Data entries:
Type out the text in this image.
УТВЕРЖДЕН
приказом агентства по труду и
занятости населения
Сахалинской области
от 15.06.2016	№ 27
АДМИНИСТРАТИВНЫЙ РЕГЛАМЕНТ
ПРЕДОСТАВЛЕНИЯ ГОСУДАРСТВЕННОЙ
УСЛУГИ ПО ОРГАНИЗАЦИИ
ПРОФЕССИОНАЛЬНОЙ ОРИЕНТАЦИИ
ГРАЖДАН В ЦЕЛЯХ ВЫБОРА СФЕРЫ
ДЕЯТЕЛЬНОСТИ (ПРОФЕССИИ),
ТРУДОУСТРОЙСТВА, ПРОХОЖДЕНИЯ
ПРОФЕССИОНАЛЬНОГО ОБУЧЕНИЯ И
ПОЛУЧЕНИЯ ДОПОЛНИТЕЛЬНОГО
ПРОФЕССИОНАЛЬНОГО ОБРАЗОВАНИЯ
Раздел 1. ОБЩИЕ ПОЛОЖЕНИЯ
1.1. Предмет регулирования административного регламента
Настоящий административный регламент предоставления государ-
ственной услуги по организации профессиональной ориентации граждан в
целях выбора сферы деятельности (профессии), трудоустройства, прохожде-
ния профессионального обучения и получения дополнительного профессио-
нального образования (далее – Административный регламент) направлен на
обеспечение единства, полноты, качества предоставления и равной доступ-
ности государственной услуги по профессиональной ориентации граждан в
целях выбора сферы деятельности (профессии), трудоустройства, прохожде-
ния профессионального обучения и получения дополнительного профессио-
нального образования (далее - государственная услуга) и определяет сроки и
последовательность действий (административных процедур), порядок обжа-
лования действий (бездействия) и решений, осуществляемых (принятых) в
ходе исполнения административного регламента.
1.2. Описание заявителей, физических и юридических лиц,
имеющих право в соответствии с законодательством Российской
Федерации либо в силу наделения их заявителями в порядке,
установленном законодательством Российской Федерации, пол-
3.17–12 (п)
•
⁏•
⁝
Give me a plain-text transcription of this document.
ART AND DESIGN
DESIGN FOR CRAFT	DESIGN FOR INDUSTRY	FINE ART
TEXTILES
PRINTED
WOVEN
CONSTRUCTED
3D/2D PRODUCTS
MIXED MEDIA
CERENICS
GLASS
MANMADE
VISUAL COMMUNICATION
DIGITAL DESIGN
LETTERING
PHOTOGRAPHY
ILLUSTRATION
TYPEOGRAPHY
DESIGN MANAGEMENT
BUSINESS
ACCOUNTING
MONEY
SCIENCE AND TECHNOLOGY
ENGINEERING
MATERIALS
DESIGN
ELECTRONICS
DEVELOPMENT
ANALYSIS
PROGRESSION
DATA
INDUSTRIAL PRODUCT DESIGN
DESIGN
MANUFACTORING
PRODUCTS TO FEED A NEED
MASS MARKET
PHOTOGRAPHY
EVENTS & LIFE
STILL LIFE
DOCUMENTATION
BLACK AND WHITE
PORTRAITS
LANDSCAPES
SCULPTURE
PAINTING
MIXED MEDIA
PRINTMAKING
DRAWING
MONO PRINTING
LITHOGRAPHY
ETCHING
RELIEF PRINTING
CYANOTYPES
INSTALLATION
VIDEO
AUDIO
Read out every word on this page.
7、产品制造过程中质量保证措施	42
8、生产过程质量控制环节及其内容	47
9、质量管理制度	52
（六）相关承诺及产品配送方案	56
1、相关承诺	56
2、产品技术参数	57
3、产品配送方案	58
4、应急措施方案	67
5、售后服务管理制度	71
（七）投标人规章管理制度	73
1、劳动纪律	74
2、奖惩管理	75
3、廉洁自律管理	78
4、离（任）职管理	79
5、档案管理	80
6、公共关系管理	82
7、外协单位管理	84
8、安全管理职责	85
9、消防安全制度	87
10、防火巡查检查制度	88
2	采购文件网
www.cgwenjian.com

**TASK REQUIREMENTS:**
What is the number of lines in the data holding the word "регламента"? Reply with that number only.

**CORRECT RESULT:**
2